* OBJECTIVE: Find the lines with the string "thread" and return them.

* Records contained in a dataset:
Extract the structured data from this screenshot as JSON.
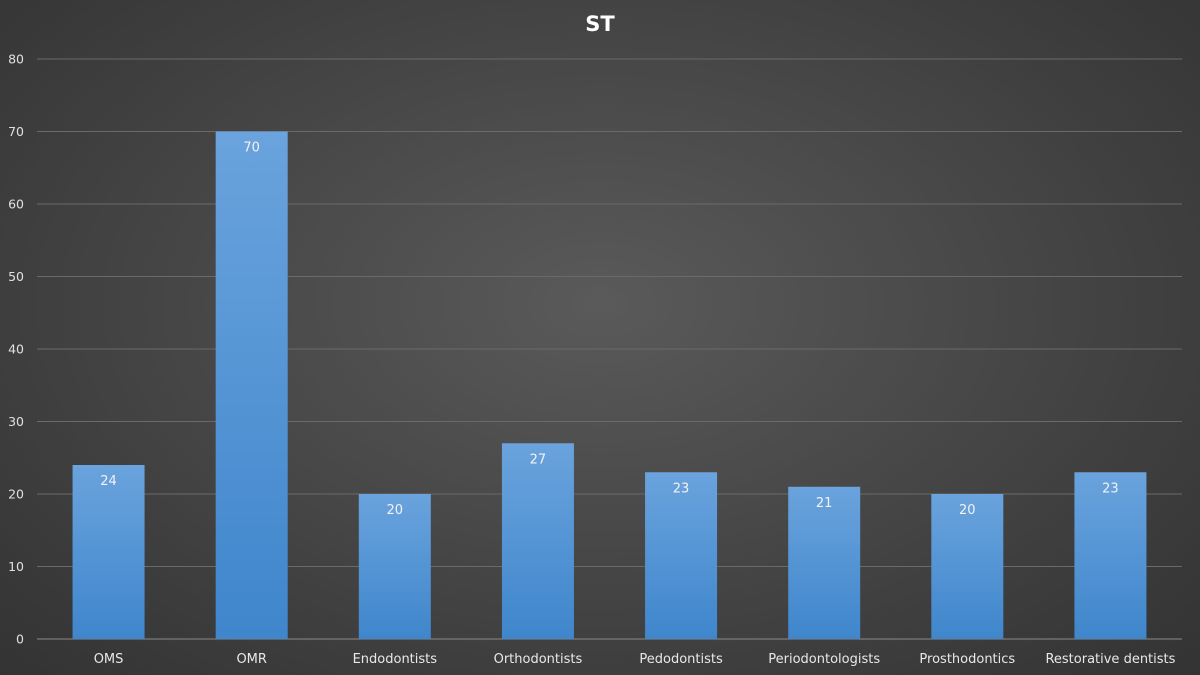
{
  "chart_data": {
    "type": "bar",
    "title": "ST",
    "categories": [
      "OMS",
      "OMR",
      "Endodontists",
      "Orthodontists",
      "Pedodontists",
      "Periodontologists",
      "Prosthodontics",
      "Restorative dentists"
    ],
    "values": [
      24,
      70,
      20,
      27,
      23,
      21,
      20,
      23
    ],
    "ylim": [
      0,
      80
    ],
    "yticks": [
      0,
      10,
      20,
      30,
      40,
      50,
      60,
      70,
      80
    ],
    "grid": true,
    "data_labels": true,
    "colors": {
      "bar_top": "#6aa3dd",
      "bar_bottom": "#3f86cc",
      "background": "#4a4a4a"
    }
  }
}
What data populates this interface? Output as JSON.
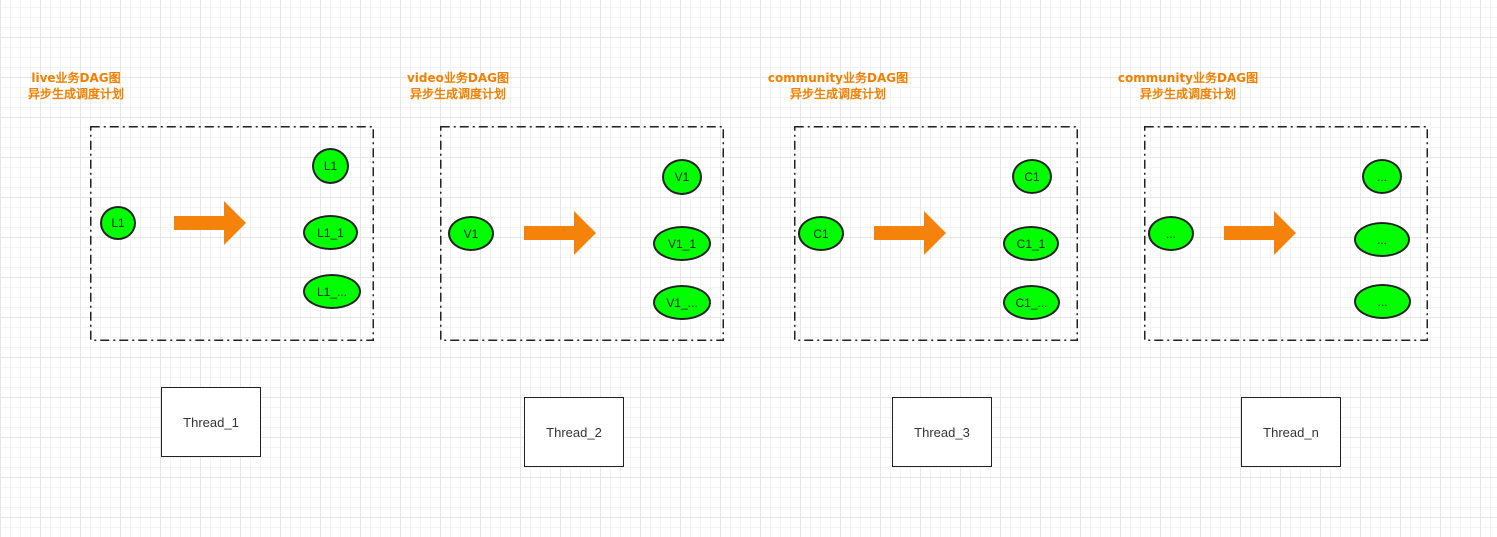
{
  "groups": [
    {
      "title_line1": "live业务DAG图",
      "title_line2": "异步生成调度计划",
      "source": "L1",
      "targets": [
        "L1",
        "L1_1",
        "L1_..."
      ],
      "thread": "Thread_1"
    },
    {
      "title_line1": "video业务DAG图",
      "title_line2": "异步生成调度计划",
      "source": "V1",
      "targets": [
        "V1",
        "V1_1",
        "V1_..."
      ],
      "thread": "Thread_2"
    },
    {
      "title_line1": "community业务DAG图",
      "title_line2": "异步生成调度计划",
      "source": "C1",
      "targets": [
        "C1",
        "C1_1",
        "C1_..."
      ],
      "thread": "Thread_3"
    },
    {
      "title_line1": "community业务DAG图",
      "title_line2": "异步生成调度计划",
      "source": "...",
      "targets": [
        "...",
        "...",
        "..."
      ],
      "thread": "Thread_n"
    }
  ],
  "colors": {
    "title": "#f08000",
    "arrow": "#f5820a",
    "node_fill": "#00ff00",
    "node_stroke": "#222222"
  }
}
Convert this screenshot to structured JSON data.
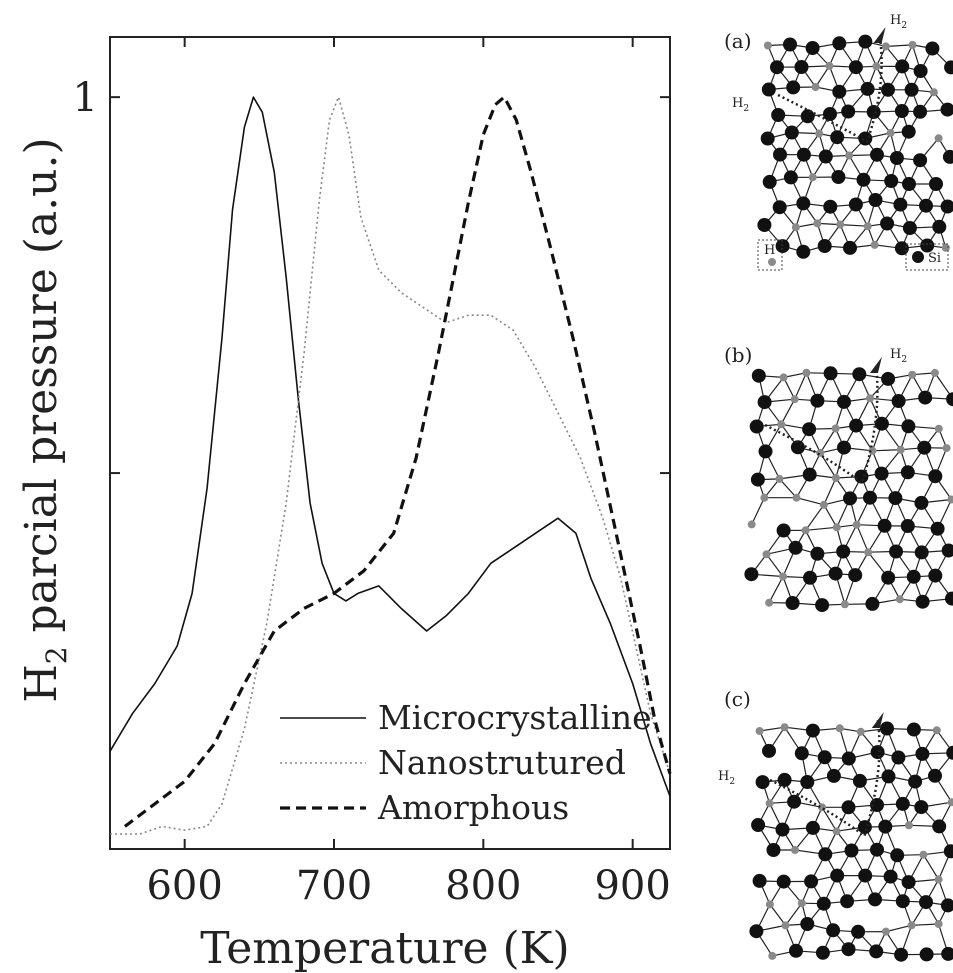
{
  "chart_data": {
    "type": "line",
    "title": "",
    "xlabel": "Temperature (K)",
    "ylabel_main": "H",
    "ylabel_sub": "2",
    "ylabel_rest": " parcial pressure (a.u.)",
    "xlim": [
      550,
      925
    ],
    "ylim": [
      0.0,
      1.08
    ],
    "xticks": [
      600,
      700,
      800,
      900
    ],
    "xtick_labels": [
      "600",
      "700",
      "800",
      "900"
    ],
    "yticks": [
      0.5,
      1.0
    ],
    "ytick_labels": [
      "",
      "1"
    ],
    "grid": false,
    "legend_position": "bottom-center",
    "series": [
      {
        "name": "Microcrystalline",
        "style": "solid",
        "color": "#111111",
        "x": [
          550,
          565,
          580,
          595,
          605,
          615,
          625,
          632,
          640,
          646,
          652,
          660,
          668,
          676,
          684,
          692,
          700,
          708,
          716,
          730,
          745,
          762,
          775,
          790,
          805,
          820,
          835,
          850,
          862,
          872,
          885,
          900,
          912,
          925
        ],
        "y": [
          0.13,
          0.18,
          0.22,
          0.27,
          0.34,
          0.48,
          0.68,
          0.85,
          0.96,
          1.0,
          0.98,
          0.9,
          0.76,
          0.6,
          0.46,
          0.38,
          0.34,
          0.33,
          0.34,
          0.35,
          0.32,
          0.29,
          0.31,
          0.34,
          0.38,
          0.4,
          0.42,
          0.44,
          0.42,
          0.36,
          0.3,
          0.22,
          0.14,
          0.07
        ]
      },
      {
        "name": "Nanostrutured",
        "style": "dotted",
        "color": "#888888",
        "x": [
          550,
          570,
          585,
          600,
          615,
          625,
          640,
          655,
          668,
          680,
          690,
          697,
          703,
          710,
          718,
          730,
          745,
          760,
          775,
          790,
          805,
          820,
          835,
          850,
          865,
          880,
          892,
          902,
          912,
          925
        ],
        "y": [
          0.02,
          0.02,
          0.03,
          0.025,
          0.03,
          0.06,
          0.16,
          0.3,
          0.46,
          0.66,
          0.86,
          0.97,
          1.0,
          0.95,
          0.84,
          0.77,
          0.74,
          0.72,
          0.7,
          0.71,
          0.71,
          0.69,
          0.64,
          0.58,
          0.52,
          0.44,
          0.36,
          0.27,
          0.18,
          0.1
        ]
      },
      {
        "name": "Amorphous",
        "style": "dashed",
        "color": "#111111",
        "x": [
          560,
          580,
          600,
          620,
          640,
          660,
          680,
          700,
          720,
          740,
          755,
          770,
          780,
          790,
          800,
          808,
          814,
          822,
          832,
          845,
          860,
          875,
          890,
          905,
          915,
          925
        ],
        "y": [
          0.03,
          0.06,
          0.09,
          0.14,
          0.22,
          0.29,
          0.32,
          0.34,
          0.37,
          0.42,
          0.52,
          0.66,
          0.76,
          0.86,
          0.95,
          0.99,
          1.0,
          0.97,
          0.9,
          0.8,
          0.68,
          0.55,
          0.41,
          0.27,
          0.17,
          0.1
        ]
      }
    ]
  },
  "panels": {
    "a": {
      "label": "(a)",
      "h2_labels": [
        {
          "main": "H",
          "sub": "2"
        },
        {
          "main": "H",
          "sub": "2"
        }
      ],
      "legend_h": "H",
      "legend_si": "Si"
    },
    "b": {
      "label": "(b)",
      "h2_labels": [
        {
          "main": "H",
          "sub": "2"
        }
      ]
    },
    "c": {
      "label": "(c)",
      "h2_labels": [
        {
          "main": "H",
          "sub": "2"
        }
      ]
    }
  }
}
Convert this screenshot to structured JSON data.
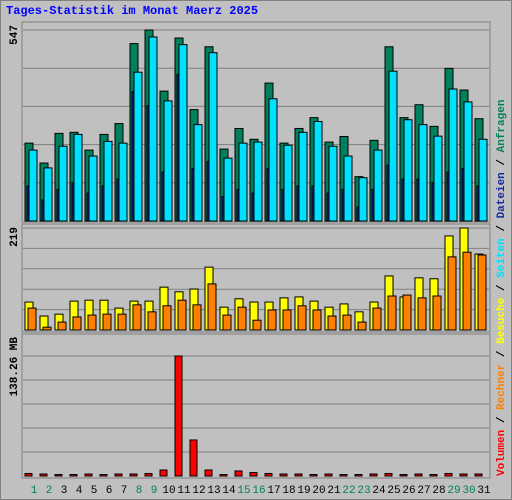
{
  "chart_data": [
    {
      "type": "bar",
      "title": "Tages-Statistik im Monat Maerz 2025",
      "legend_separator": "/",
      "ylim": [
        0,
        547
      ],
      "yticks": [
        547
      ],
      "series": [
        {
          "name": "Anfragen",
          "color": "#00805c",
          "values": [
            223,
            166,
            251,
            254,
            203,
            248,
            279,
            508,
            547,
            372,
            524,
            319,
            499,
            206,
            265,
            234,
            395,
            223,
            265,
            296,
            226,
            242,
            127,
            231,
            499,
            296,
            333,
            271,
            437,
            375,
            293
          ]
        },
        {
          "name": "Dateien",
          "color": "#1428a0",
          "values": [
            100,
            60,
            90,
            110,
            80,
            100,
            120,
            370,
            330,
            140,
            420,
            150,
            170,
            70,
            90,
            80,
            150,
            90,
            100,
            100,
            80,
            90,
            40,
            90,
            160,
            120,
            120,
            110,
            140,
            150,
            100
          ]
        },
        {
          "name": "Seiten",
          "color": "#00e0ff",
          "values": [
            203,
            152,
            214,
            248,
            186,
            228,
            223,
            426,
            527,
            344,
            505,
            276,
            482,
            180,
            223,
            226,
            350,
            217,
            254,
            285,
            214,
            186,
            124,
            203,
            429,
            290,
            276,
            243,
            378,
            341,
            234
          ]
        }
      ]
    },
    {
      "type": "bar",
      "ylim": [
        0,
        219
      ],
      "yticks": [
        219
      ],
      "series": [
        {
          "name": "Besuche",
          "color": "#ffff00",
          "values": [
            60,
            30,
            34,
            62,
            64,
            64,
            47,
            62,
            62,
            92,
            82,
            88,
            135,
            49,
            67,
            60,
            60,
            69,
            71,
            62,
            49,
            56,
            39,
            60,
            116,
            71,
            112,
            110,
            202,
            219,
            163
          ]
        },
        {
          "name": "Rechner",
          "color": "#ff8000",
          "values": [
            47,
            6,
            17,
            28,
            32,
            34,
            34,
            54,
            39,
            52,
            64,
            54,
            99,
            32,
            49,
            21,
            43,
            43,
            52,
            43,
            30,
            32,
            17,
            47,
            73,
            75,
            69,
            73,
            157,
            167,
            161
          ]
        }
      ]
    },
    {
      "type": "bar",
      "ylim": [
        0,
        138.26
      ],
      "yticks": [
        {
          "value": 138.26,
          "label": "138.26 MB"
        }
      ],
      "categories": [
        "1",
        "2",
        "3",
        "4",
        "5",
        "6",
        "7",
        "8",
        "9",
        "10",
        "11",
        "12",
        "13",
        "14",
        "15",
        "16",
        "17",
        "18",
        "19",
        "20",
        "21",
        "22",
        "23",
        "24",
        "25",
        "26",
        "27",
        "28",
        "29",
        "30",
        "31"
      ],
      "category_colors": [
        "#00805c",
        "#00805c",
        "#000000",
        "#000000",
        "#000000",
        "#000000",
        "#000000",
        "#00805c",
        "#00805c",
        "#000000",
        "#000000",
        "#000000",
        "#000000",
        "#000000",
        "#00805c",
        "#00805c",
        "#000000",
        "#000000",
        "#000000",
        "#000000",
        "#000000",
        "#00805c",
        "#00805c",
        "#000000",
        "#000000",
        "#000000",
        "#000000",
        "#000000",
        "#00805c",
        "#00805c",
        "#000000"
      ],
      "series": [
        {
          "name": "Volumen",
          "color": "#ff0000",
          "values": [
            2.9,
            2.3,
            1.7,
            1.7,
            2.3,
            1.7,
            2.3,
            2.3,
            2.9,
            6.9,
            138.26,
            41.5,
            6.9,
            1.7,
            5.8,
            4.0,
            2.9,
            2.3,
            2.3,
            1.7,
            2.3,
            1.7,
            1.7,
            2.3,
            2.9,
            1.7,
            2.3,
            1.7,
            2.9,
            2.3,
            2.3
          ]
        }
      ]
    }
  ]
}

* WRITTEN ANSWER:
      "thread": "Thread_1"
      "thread": "Thread_2"
      "thread": "Thread_3"
      "thread": "Thread_n"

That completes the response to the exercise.